Reproduce the closing part of the entries exactly: the line with "Transcribe the text in this document." and all lines after it, ending with the last line, and nothing else.

══ Records shown ══

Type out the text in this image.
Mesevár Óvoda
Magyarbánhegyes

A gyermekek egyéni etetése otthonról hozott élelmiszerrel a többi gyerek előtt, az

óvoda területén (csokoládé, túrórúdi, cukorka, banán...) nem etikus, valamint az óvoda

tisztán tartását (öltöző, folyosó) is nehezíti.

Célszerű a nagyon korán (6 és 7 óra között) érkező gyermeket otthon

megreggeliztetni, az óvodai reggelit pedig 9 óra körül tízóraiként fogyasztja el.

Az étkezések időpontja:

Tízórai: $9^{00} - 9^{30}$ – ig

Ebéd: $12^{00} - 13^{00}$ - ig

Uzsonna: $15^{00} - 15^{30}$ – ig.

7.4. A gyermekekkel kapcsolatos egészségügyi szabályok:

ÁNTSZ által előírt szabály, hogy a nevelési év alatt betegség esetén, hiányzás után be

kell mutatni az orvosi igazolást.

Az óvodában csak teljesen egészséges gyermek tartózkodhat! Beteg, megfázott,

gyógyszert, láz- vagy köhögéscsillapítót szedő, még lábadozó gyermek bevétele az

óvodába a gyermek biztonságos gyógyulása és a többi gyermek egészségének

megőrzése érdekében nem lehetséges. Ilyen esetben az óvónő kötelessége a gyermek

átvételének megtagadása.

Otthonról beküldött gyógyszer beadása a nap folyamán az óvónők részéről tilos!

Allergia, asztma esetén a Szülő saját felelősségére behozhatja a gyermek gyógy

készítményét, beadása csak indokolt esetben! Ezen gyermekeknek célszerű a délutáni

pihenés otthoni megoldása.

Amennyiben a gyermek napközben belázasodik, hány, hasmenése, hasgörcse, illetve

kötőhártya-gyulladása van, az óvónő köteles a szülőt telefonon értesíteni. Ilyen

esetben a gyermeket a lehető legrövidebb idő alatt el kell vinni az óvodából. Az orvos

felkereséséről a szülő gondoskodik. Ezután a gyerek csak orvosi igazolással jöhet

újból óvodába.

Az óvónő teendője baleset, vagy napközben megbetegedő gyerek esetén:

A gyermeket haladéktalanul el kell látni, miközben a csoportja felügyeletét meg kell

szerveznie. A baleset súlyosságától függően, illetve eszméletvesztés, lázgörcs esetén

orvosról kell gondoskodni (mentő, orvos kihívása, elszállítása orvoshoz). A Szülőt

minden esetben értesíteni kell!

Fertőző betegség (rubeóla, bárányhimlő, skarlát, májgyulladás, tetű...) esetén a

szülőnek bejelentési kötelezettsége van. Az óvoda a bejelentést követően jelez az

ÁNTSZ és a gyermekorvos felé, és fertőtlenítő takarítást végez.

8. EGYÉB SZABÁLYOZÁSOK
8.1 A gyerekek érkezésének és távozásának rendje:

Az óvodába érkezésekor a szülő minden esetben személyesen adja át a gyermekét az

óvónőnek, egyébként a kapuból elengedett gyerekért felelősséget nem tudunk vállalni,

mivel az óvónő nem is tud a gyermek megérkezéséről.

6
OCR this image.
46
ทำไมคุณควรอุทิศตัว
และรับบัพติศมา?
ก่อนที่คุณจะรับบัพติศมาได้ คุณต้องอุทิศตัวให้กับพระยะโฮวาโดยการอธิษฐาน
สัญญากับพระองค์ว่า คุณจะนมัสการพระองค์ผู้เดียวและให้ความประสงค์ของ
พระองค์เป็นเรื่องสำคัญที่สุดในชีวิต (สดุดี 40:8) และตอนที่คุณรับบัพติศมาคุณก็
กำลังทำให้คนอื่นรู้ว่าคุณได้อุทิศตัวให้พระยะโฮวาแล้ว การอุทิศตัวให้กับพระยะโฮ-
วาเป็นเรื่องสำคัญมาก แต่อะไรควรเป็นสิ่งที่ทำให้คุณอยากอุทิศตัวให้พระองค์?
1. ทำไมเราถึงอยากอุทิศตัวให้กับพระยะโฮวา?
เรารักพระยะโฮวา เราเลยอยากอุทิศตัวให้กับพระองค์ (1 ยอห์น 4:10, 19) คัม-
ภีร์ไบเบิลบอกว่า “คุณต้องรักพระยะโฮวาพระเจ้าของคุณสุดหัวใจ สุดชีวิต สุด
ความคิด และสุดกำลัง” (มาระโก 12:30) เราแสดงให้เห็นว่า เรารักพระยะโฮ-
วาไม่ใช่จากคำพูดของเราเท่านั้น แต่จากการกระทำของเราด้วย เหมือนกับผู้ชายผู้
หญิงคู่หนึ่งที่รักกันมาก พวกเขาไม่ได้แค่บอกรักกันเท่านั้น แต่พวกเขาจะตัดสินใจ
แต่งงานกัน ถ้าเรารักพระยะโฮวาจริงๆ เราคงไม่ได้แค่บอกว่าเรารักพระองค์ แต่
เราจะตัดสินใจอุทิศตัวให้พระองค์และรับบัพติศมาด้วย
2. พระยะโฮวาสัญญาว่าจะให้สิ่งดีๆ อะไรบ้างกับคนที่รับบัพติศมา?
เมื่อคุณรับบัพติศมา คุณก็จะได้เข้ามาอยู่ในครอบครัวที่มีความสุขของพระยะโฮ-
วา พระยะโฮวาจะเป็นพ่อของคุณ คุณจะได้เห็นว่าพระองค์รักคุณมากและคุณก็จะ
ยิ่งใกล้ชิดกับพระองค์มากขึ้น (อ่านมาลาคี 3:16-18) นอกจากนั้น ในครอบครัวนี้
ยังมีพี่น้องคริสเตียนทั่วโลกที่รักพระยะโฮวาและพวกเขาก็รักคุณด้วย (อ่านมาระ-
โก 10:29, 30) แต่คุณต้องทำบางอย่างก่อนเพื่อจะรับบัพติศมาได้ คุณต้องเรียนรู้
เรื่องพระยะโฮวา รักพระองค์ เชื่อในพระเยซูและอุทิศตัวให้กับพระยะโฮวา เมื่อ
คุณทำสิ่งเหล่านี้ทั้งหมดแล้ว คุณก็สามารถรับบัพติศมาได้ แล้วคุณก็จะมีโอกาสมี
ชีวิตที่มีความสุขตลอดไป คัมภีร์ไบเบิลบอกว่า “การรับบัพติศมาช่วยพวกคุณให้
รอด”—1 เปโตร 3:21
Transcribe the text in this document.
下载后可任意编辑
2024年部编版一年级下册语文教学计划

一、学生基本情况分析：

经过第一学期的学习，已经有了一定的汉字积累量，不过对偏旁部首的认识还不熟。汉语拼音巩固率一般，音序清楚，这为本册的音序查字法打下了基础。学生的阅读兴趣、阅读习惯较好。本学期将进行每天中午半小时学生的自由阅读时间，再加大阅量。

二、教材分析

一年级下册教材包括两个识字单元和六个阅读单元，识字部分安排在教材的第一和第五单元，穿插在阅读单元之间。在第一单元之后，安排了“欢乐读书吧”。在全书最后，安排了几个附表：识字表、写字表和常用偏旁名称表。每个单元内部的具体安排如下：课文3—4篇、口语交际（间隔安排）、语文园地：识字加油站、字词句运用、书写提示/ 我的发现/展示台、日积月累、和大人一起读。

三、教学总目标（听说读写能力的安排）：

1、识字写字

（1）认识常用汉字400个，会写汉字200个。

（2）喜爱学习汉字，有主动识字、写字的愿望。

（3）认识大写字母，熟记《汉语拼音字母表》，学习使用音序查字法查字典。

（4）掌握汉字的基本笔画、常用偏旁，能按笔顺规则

═══

▶ Correct answer:
Transcribe the text in this document.
下载后可任意编辑
2024年部编版一年级下册语文教学计划

一、学生基本情况分析：

经过第一学期的学习，已经有了一定的汉字积累量，不过对偏旁部首的认识还不熟。汉语拼音巩固率一般，音序清楚，这为本册的音序查字法打下了基础。学生的阅读兴趣、阅读习惯较好。本学期将进行每天中午半小时学生的自由阅读时间，再加大阅量。

二、教材分析

一年级下册教材包括两个识字单元和六个阅读单元，识字部分安排在教材的第一和第五单元，穿插在阅读单元之间。在第一单元之后，安排了“欢乐读书吧”。在全书最后，安排了几个附表：识字表、写字表和常用偏旁名称表。每个单元内部的具体安排如下：课文3—4篇、口语交际（间隔安排）、语文园地：识字加油站、字词句运用、书写提示/ 我的发现/展示台、日积月累、和大人一起读。

三、教学总目标（听说读写能力的安排）：

1、识字写字

（1）认识常用汉字400个，会写汉字200个。

（2）喜爱学习汉字，有主动识字、写字的愿望。

（3）认识大写字母，熟记《汉语拼音字母表》，学习使用音序查字法查字典。

（4）掌握汉字的基本笔画、常用偏旁，能按笔顺规则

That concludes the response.